══ STORED RECORDS ══

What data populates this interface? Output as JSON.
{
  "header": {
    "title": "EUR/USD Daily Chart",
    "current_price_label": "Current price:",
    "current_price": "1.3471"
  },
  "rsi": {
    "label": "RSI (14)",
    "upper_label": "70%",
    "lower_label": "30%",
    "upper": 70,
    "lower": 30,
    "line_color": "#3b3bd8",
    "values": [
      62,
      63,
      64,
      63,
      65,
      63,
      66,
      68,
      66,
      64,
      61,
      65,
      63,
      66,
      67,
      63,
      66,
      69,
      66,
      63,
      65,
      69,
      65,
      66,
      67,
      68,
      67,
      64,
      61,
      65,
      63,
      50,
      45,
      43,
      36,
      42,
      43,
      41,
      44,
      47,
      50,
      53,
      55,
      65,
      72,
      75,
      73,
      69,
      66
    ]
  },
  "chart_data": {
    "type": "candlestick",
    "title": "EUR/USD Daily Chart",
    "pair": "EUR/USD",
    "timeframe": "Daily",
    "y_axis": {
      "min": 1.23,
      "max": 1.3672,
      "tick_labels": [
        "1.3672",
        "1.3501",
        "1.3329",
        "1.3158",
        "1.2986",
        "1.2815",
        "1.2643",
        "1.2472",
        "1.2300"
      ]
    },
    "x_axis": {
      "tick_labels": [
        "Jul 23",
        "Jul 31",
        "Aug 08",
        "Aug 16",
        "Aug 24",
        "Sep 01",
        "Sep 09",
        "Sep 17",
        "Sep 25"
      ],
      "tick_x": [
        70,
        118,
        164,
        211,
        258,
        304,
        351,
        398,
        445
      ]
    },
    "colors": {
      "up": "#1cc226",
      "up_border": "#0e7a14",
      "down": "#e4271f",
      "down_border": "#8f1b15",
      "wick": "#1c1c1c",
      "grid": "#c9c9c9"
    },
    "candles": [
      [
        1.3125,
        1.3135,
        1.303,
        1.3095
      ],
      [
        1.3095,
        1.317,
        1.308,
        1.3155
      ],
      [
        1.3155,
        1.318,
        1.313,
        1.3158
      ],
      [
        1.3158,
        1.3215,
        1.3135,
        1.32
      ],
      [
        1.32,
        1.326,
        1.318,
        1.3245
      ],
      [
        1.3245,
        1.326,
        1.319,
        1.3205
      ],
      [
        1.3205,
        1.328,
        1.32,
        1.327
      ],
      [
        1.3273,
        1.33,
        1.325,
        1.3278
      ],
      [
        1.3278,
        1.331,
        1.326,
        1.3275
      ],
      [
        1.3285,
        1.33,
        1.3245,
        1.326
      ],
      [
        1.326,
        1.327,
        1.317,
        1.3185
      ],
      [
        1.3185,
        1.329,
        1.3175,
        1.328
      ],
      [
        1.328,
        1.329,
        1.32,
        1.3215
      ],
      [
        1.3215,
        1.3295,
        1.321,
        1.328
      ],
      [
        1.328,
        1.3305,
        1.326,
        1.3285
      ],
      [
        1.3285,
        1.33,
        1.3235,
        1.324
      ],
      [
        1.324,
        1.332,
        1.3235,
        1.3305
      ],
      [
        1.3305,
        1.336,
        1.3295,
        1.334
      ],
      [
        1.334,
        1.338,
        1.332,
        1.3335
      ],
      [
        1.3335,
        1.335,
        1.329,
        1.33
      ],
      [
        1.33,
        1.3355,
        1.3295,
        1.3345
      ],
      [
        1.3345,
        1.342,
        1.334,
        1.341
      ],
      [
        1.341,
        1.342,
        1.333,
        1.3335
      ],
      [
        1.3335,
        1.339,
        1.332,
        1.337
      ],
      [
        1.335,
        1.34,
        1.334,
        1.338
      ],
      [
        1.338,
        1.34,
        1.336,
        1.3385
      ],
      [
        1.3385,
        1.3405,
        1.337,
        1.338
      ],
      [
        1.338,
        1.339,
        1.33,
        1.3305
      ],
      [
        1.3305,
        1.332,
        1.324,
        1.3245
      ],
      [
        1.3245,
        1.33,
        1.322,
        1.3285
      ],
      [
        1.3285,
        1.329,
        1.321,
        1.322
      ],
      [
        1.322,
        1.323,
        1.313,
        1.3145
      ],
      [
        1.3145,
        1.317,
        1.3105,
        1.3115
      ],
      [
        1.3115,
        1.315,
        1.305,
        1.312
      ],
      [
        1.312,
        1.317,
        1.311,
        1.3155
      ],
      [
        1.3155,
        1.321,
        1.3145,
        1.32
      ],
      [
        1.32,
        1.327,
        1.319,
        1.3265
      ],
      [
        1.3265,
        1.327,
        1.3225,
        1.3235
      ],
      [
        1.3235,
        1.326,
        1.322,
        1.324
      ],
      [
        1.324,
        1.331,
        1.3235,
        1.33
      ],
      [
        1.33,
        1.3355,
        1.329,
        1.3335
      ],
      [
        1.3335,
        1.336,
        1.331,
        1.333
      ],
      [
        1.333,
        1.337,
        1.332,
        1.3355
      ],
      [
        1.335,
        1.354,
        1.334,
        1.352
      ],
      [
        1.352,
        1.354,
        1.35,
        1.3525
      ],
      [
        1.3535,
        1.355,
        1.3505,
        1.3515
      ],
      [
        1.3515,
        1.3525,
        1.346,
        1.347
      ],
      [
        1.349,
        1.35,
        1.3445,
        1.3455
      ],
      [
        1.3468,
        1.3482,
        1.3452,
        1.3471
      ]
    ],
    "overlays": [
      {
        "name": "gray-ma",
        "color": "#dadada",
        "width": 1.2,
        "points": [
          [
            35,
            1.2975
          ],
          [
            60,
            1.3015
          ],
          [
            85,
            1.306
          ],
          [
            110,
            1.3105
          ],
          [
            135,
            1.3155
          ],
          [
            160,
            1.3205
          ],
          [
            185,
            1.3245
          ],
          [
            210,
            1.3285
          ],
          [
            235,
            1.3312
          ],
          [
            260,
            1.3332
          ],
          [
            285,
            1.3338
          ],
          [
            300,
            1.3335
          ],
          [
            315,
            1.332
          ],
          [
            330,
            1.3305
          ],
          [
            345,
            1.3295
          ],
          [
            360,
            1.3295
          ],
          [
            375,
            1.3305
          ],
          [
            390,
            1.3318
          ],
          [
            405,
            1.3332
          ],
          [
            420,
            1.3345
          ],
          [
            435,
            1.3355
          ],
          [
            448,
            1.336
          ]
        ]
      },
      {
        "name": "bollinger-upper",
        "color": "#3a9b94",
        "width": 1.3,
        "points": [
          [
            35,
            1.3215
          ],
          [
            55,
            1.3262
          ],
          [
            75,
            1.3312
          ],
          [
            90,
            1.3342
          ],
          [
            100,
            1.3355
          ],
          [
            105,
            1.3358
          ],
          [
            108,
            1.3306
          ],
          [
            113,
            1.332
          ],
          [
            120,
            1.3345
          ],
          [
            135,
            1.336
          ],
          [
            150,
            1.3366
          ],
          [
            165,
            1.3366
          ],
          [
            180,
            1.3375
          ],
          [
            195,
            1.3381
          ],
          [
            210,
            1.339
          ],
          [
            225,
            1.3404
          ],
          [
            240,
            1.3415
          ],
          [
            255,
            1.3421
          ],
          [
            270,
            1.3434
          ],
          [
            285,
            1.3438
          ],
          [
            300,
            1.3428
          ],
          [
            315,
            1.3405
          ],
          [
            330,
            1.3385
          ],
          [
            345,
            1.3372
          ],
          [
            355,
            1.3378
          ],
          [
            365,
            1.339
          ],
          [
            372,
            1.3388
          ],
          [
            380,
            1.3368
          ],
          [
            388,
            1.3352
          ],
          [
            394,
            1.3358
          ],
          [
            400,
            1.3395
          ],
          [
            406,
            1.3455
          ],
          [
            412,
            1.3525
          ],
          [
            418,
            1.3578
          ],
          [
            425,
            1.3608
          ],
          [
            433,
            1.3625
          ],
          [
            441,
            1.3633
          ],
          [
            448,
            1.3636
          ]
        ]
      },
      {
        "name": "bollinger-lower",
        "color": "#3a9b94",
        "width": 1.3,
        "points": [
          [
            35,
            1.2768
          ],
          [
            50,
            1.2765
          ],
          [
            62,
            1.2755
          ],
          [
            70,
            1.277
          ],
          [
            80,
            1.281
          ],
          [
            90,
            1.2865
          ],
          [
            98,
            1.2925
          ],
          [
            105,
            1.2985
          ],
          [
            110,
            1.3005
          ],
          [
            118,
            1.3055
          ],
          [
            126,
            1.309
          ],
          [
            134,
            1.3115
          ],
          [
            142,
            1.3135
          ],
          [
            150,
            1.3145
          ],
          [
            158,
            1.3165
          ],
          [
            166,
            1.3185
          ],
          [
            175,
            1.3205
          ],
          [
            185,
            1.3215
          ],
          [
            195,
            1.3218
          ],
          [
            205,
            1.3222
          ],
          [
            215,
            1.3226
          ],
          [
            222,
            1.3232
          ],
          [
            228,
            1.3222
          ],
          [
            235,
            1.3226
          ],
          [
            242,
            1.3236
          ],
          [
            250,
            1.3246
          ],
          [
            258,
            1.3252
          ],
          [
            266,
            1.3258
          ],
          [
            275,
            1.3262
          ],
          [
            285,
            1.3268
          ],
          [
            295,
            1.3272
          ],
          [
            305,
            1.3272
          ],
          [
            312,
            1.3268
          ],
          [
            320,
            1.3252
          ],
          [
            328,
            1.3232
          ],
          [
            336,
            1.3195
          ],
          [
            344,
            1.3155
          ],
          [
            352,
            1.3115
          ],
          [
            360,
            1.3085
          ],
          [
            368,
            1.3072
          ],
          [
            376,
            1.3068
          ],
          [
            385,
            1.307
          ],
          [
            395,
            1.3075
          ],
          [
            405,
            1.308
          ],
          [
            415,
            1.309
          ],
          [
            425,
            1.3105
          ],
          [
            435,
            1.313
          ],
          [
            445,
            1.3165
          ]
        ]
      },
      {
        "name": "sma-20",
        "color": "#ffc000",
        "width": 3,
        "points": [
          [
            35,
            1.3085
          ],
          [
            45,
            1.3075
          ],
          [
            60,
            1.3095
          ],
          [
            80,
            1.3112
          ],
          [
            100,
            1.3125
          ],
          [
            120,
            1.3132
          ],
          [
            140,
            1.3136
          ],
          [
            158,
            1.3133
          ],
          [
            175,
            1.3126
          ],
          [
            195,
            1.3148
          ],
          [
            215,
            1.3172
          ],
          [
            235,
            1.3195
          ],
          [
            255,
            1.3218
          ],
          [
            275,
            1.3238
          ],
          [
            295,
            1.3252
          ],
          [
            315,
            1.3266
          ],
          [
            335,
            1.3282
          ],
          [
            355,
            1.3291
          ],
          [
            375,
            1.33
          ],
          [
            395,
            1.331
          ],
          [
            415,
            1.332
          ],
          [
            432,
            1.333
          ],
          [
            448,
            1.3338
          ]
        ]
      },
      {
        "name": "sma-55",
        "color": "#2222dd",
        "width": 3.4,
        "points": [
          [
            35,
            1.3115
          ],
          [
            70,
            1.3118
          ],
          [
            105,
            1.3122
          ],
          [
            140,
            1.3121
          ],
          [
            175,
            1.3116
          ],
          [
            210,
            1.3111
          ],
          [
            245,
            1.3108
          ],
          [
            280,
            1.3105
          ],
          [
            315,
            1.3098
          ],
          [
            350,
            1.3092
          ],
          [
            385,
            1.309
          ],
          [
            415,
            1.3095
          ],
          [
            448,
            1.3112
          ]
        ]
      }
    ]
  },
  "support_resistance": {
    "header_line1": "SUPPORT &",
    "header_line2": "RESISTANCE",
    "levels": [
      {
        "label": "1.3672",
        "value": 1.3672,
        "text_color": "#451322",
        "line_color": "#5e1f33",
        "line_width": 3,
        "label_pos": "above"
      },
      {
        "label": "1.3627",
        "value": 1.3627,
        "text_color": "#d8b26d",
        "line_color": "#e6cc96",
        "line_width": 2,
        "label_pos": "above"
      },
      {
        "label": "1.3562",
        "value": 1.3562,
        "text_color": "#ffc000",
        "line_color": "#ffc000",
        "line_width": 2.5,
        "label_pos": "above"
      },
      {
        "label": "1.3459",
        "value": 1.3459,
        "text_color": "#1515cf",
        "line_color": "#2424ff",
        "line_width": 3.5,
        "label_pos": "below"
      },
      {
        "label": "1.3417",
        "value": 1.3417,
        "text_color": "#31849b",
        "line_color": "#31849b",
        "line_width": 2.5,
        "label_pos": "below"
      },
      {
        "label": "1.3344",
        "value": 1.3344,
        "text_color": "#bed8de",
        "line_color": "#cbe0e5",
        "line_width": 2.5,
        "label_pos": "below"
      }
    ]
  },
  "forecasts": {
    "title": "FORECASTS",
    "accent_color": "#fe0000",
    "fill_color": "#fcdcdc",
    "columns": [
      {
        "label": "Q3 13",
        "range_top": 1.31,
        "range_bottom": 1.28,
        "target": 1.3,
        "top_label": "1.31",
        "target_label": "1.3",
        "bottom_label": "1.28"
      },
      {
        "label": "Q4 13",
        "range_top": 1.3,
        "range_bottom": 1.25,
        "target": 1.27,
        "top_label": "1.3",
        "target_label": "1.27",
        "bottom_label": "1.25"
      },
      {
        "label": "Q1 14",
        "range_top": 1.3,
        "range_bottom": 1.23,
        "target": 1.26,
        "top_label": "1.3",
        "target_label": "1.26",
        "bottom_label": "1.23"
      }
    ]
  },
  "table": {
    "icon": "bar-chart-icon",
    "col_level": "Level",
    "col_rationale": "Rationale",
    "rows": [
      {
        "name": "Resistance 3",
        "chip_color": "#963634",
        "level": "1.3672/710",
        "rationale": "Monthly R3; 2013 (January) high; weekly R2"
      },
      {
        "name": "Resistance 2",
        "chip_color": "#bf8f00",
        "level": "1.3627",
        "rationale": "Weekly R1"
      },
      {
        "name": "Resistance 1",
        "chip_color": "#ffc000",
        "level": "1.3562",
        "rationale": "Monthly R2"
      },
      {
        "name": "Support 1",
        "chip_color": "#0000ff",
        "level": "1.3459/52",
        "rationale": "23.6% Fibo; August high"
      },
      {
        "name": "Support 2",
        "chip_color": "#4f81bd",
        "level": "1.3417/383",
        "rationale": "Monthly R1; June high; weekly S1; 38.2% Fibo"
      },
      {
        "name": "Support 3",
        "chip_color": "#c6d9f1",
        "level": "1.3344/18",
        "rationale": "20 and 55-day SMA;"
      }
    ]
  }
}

═══

* _DIRECTIVE_
Sift through the entries and copy every line with "Monthly".

* _COMPLETE RESPONSE_
        "rationale": "Monthly R3; 2013 (January) high; weekly R2"
        "rationale": "Monthly R2"
        "rationale": "Monthly R1; June high; weekly S1; 38.2% Fibo"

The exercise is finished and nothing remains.